• _Records for the task_
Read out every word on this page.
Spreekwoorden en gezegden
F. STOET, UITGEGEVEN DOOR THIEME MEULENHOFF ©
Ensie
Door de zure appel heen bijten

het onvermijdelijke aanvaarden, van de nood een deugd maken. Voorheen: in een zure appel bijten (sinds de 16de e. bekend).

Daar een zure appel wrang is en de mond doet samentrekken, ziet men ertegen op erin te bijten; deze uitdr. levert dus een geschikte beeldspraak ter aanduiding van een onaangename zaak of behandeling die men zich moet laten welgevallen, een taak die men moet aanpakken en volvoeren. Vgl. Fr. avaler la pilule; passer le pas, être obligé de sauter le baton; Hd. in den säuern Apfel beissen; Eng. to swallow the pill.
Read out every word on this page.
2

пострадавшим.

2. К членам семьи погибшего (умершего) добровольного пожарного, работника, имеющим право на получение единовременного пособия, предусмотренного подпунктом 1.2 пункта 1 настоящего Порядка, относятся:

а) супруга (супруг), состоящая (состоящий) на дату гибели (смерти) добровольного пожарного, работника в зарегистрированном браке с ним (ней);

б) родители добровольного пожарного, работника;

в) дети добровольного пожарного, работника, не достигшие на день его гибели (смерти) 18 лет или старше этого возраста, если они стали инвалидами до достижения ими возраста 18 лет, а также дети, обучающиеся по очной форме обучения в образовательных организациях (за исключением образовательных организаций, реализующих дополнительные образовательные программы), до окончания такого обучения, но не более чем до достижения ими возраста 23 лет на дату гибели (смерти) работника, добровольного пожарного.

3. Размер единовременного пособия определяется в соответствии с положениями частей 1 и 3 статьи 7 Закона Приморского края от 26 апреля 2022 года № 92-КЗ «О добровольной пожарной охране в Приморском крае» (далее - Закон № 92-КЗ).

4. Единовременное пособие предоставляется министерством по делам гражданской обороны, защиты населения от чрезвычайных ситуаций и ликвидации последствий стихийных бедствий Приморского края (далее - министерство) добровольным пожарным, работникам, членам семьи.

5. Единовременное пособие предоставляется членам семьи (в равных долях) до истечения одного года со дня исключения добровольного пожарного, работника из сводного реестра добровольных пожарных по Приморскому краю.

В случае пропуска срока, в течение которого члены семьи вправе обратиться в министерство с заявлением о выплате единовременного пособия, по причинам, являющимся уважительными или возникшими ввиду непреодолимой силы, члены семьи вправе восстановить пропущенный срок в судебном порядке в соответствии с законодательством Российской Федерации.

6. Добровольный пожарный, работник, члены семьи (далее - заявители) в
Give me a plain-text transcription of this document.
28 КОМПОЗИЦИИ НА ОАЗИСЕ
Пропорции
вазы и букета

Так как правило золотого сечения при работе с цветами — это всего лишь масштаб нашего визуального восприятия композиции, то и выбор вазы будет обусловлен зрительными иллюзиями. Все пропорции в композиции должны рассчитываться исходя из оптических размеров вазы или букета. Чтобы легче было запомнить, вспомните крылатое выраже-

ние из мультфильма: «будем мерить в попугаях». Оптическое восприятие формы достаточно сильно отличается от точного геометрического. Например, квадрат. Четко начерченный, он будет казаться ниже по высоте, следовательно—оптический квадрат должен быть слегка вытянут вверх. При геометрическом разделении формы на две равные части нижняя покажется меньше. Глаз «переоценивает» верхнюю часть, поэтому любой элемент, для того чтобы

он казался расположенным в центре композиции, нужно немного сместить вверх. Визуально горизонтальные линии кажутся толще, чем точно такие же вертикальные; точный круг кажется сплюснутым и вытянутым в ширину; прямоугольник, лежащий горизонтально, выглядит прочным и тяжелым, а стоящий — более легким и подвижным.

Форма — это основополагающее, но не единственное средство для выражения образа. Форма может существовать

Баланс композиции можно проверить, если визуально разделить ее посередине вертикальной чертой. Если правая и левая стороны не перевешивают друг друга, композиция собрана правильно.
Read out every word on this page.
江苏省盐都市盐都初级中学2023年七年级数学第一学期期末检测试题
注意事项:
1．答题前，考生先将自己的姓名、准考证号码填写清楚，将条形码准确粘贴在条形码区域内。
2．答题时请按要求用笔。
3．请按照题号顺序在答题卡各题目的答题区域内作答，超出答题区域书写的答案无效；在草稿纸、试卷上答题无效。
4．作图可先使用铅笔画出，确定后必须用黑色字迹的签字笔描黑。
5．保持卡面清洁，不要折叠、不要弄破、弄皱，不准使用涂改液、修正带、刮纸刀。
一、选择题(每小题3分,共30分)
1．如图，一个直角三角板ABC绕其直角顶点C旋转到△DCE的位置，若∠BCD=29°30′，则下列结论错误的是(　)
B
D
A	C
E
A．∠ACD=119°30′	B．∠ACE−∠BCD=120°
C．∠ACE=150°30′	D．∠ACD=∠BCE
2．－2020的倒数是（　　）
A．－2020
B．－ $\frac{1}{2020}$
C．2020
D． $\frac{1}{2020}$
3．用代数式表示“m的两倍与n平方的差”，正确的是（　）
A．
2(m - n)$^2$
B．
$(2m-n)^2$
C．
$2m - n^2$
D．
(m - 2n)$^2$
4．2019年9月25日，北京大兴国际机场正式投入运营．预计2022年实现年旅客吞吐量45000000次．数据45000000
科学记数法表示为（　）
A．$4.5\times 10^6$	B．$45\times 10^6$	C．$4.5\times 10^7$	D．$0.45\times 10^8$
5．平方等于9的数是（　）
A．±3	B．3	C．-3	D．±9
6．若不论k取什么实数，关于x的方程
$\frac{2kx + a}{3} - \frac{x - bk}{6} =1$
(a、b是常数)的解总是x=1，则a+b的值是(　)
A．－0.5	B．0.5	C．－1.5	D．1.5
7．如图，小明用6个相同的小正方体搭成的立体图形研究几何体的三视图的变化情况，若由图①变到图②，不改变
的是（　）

• _Task directions_
Nothing should be changed: write out all of the data as is.

• _Result of this task_
Read out every word on this page.
Spreekwoorden en gezegden
F. STOET, UITGEGEVEN DOOR THIEME MEULENHOFF ©
Ensie
Door de zure appel heen bijten

het onvermijdelijke aanvaarden, van de nood een deugd maken. Voorheen: in een zure appel bijten (sinds de 16de e. bekend).

Daar een zure appel wrang is en de mond doet samentrekken, ziet men ertegen op erin te bijten; deze uitdr. levert dus een geschikte beeldspraak ter aanduiding van een onaangename zaak of behandeling die men zich moet laten welgevallen, een taak die men moet aanpakken en volvoeren. Vgl. Fr. avaler la pilule; passer le pas, être obligé de sauter le baton; Hd. in den säuern Apfel beissen; Eng. to swallow the pill.
Read out every word on this page.
2

пострадавшим.

2. К членам семьи погибшего (умершего) добровольного пожарного, работника, имеющим право на получение единовременного пособия, предусмотренного подпунктом 1.2 пункта 1 настоящего Порядка, относятся:

а) супруга (супруг), состоящая (состоящий) на дату гибели (смерти) добровольного пожарного, работника в зарегистрированном браке с ним (ней);

б) родители добровольного пожарного, работника;

в) дети добровольного пожарного, работника, не достигшие на день его гибели (смерти) 18 лет или старше этого возраста, если они стали инвалидами до достижения ими возраста 18 лет, а также дети, обучающиеся по очной форме обучения в образовательных организациях (за исключением образовательных организаций, реализующих дополнительные образовательные программы), до окончания такого обучения, но не более чем до достижения ими возраста 23 лет на дату гибели (смерти) работника, добровольного пожарного.

3. Размер единовременного пособия определяется в соответствии с положениями частей 1 и 3 статьи 7 Закона Приморского края от 26 апреля 2022 года № 92-КЗ «О добровольной пожарной охране в Приморском крае» (далее - Закон № 92-КЗ).

4. Единовременное пособие предоставляется министерством по делам гражданской обороны, защиты населения от чрезвычайных ситуаций и ликвидации последствий стихийных бедствий Приморского края (далее - министерство) добровольным пожарным, работникам, членам семьи.

5. Единовременное пособие предоставляется членам семьи (в равных долях) до истечения одного года со дня исключения добровольного пожарного, работника из сводного реестра добровольных пожарных по Приморскому краю.

В случае пропуска срока, в течение которого члены семьи вправе обратиться в министерство с заявлением о выплате единовременного пособия, по причинам, являющимся уважительными или возникшими ввиду непреодолимой силы, члены семьи вправе восстановить пропущенный срок в судебном порядке в соответствии с законодательством Российской Федерации.

6. Добровольный пожарный, работник, члены семьи (далее - заявители) в
Give me a plain-text transcription of this document.
28 КОМПОЗИЦИИ НА ОАЗИСЕ
Пропорции
вазы и букета

Так как правило золотого сечения при работе с цветами — это всего лишь масштаб нашего визуального восприятия композиции, то и выбор вазы будет обусловлен зрительными иллюзиями. Все пропорции в композиции должны рассчитываться исходя из оптических размеров вазы или букета. Чтобы легче было запомнить, вспомните крылатое выраже-

ние из мультфильма: «будем мерить в попугаях». Оптическое восприятие формы достаточно сильно отличается от точного геометрического. Например, квадрат. Четко начерченный, он будет казаться ниже по высоте, следовательно—оптический квадрат должен быть слегка вытянут вверх. При геометрическом разделении формы на две равные части нижняя покажется меньше. Глаз «переоценивает» верхнюю часть, поэтому любой элемент, для того чтобы

он казался расположенным в центре композиции, нужно немного сместить вверх. Визуально горизонтальные линии кажутся толще, чем точно такие же вертикальные; точный круг кажется сплюснутым и вытянутым в ширину; прямоугольник, лежащий горизонтально, выглядит прочным и тяжелым, а стоящий — более легким и подвижным.

Форма — это основополагающее, но не единственное средство для выражения образа. Форма может существовать

Баланс композиции можно проверить, если визуально разделить ее посередине вертикальной чертой. Если правая и левая стороны не перевешивают друг друга, композиция собрана правильно.
Read out every word on this page.
江苏省盐都市盐都初级中学2023年七年级数学第一学期期末检测试题
注意事项:
1．答题前，考生先将自己的姓名、准考证号码填写清楚，将条形码准确粘贴在条形码区域内。
2．答题时请按要求用笔。
3．请按照题号顺序在答题卡各题目的答题区域内作答，超出答题区域书写的答案无效；在草稿纸、试卷上答题无效。
4．作图可先使用铅笔画出，确定后必须用黑色字迹的签字笔描黑。
5．保持卡面清洁，不要折叠、不要弄破、弄皱，不准使用涂改液、修正带、刮纸刀。
一、选择题(每小题3分,共30分)
1．如图，一个直角三角板ABC绕其直角顶点C旋转到△DCE的位置，若∠BCD=29°30′，则下列结论错误的是(　)
B
D
A	C
E
A．∠ACD=119°30′	B．∠ACE−∠BCD=120°
C．∠ACE=150°30′	D．∠ACD=∠BCE
2．－2020的倒数是（　　）
A．－2020
B．－ $\frac{1}{2020}$
C．2020
D． $\frac{1}{2020}$
3．用代数式表示“m的两倍与n平方的差”，正确的是（　）
A．
2(m - n)$^2$
B．
$(2m-n)^2$
C．
$2m - n^2$
D．
(m - 2n)$^2$
4．2019年9月25日，北京大兴国际机场正式投入运营．预计2022年实现年旅客吞吐量45000000次．数据45000000
科学记数法表示为（　）
A．$4.5\times 10^6$	B．$45\times 10^6$	C．$4.5\times 10^7$	D．$0.45\times 10^8$
5．平方等于9的数是（　）
A．±3	B．3	C．-3	D．±9
6．若不论k取什么实数，关于x的方程
$\frac{2kx + a}{3} - \frac{x - bk}{6} =1$
(a、b是常数)的解总是x=1，则a+b的值是(　)
A．－0.5	B．0.5	C．－1.5	D．1.5
7．如图，小明用6个相同的小正方体搭成的立体图形研究几何体的三视图的变化情况，若由图①变到图②，不改变
的是（　）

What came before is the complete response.